____ Data to process

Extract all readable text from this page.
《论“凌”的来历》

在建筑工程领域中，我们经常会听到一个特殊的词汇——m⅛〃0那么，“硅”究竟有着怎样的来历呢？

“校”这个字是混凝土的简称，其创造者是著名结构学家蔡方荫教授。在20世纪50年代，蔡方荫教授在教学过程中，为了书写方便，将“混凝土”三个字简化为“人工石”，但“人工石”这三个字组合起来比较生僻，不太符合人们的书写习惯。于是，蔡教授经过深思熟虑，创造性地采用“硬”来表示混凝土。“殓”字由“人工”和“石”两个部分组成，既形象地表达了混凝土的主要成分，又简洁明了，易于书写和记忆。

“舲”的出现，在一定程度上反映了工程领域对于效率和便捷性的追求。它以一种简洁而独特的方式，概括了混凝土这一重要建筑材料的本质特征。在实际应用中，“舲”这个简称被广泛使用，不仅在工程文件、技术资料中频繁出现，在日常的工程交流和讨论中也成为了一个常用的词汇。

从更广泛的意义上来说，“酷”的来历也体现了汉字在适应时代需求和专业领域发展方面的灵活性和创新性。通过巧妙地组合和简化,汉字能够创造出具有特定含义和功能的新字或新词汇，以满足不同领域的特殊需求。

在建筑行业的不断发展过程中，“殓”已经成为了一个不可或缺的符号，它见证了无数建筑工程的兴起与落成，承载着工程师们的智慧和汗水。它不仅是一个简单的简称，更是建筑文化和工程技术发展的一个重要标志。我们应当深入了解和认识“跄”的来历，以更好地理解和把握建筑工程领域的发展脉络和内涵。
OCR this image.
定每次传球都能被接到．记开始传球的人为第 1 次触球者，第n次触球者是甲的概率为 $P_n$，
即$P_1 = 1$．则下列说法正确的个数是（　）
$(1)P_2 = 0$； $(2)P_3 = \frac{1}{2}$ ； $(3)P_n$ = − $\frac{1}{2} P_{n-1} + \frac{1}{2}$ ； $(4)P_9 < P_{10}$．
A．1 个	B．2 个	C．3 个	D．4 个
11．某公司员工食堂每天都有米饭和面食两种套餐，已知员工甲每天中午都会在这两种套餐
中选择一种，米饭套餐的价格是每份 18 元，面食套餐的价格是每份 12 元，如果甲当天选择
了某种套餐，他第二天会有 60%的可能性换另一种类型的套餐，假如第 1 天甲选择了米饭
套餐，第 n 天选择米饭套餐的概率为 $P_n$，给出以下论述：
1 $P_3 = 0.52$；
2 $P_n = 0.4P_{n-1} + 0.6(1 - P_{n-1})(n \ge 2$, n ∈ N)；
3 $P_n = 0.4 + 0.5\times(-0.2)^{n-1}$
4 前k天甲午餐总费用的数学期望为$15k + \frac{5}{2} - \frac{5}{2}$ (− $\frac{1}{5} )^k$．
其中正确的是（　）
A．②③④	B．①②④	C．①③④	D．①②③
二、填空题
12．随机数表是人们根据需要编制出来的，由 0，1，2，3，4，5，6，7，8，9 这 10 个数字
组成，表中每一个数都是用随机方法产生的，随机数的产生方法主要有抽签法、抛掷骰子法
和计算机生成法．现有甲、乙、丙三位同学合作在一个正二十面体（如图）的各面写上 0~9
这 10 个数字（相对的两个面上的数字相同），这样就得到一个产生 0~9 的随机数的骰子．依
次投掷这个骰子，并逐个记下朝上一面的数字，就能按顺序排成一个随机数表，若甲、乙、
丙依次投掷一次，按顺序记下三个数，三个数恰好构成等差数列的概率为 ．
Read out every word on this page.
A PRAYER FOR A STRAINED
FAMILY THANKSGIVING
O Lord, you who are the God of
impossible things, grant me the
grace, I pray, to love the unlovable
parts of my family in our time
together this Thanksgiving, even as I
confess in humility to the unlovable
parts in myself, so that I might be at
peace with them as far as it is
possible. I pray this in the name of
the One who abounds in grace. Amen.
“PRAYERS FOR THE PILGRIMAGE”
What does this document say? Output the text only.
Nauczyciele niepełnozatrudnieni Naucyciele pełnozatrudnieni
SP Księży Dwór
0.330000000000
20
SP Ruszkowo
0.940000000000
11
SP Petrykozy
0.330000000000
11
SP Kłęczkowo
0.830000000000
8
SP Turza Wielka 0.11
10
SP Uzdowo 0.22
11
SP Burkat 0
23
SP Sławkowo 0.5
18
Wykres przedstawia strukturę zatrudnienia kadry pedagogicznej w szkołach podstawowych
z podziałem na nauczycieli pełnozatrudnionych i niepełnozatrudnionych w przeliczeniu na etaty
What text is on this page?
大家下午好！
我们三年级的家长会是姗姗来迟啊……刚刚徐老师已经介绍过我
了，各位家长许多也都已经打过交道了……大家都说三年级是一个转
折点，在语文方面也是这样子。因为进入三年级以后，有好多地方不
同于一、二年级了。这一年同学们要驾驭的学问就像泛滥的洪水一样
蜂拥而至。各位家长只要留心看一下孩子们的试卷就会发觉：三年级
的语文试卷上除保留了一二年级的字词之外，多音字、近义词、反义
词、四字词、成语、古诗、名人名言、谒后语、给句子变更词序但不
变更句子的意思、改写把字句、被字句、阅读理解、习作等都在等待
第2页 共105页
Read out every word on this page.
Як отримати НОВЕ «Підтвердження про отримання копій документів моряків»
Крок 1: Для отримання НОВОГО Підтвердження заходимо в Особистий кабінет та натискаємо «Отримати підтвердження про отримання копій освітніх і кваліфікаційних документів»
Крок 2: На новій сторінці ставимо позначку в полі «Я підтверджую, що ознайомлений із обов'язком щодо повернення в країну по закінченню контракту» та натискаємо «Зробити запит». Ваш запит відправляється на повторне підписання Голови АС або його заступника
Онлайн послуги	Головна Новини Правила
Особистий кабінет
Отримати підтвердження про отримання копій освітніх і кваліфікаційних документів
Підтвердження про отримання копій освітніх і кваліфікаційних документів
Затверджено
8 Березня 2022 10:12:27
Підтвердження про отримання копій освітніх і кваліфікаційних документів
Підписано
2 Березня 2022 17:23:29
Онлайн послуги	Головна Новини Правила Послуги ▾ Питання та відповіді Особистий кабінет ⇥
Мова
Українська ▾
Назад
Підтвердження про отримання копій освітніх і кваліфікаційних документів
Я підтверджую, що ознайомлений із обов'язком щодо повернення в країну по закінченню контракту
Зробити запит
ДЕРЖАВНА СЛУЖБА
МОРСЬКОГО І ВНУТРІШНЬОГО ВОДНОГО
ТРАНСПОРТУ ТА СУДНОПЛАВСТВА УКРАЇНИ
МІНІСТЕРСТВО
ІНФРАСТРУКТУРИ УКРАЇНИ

________

▶ Given task:
Out of the material above, select every line that holds the string "unlovable".

▶ Answer to the problem:
grace, I pray, to love the unlovable
confess in humility to the unlovable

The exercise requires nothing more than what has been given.